● **Description of the task**:
Note each line that includes the word "this". Copy those lines.

================

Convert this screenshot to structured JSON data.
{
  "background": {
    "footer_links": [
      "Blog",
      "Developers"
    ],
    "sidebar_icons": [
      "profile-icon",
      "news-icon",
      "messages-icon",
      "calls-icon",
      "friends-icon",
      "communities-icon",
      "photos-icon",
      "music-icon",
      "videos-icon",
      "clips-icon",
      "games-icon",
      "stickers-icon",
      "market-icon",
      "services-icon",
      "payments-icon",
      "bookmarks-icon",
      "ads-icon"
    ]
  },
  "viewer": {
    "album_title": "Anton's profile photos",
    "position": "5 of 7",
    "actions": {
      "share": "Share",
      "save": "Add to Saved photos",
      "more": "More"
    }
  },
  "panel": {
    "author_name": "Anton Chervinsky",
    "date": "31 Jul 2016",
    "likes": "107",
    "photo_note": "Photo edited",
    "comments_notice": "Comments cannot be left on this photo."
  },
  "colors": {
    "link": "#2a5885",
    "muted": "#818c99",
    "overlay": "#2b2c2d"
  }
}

================

● **Full output**:
Convert this screenshot to structured JSON data.
    "comments_notice": "Comments cannot be left on this photo."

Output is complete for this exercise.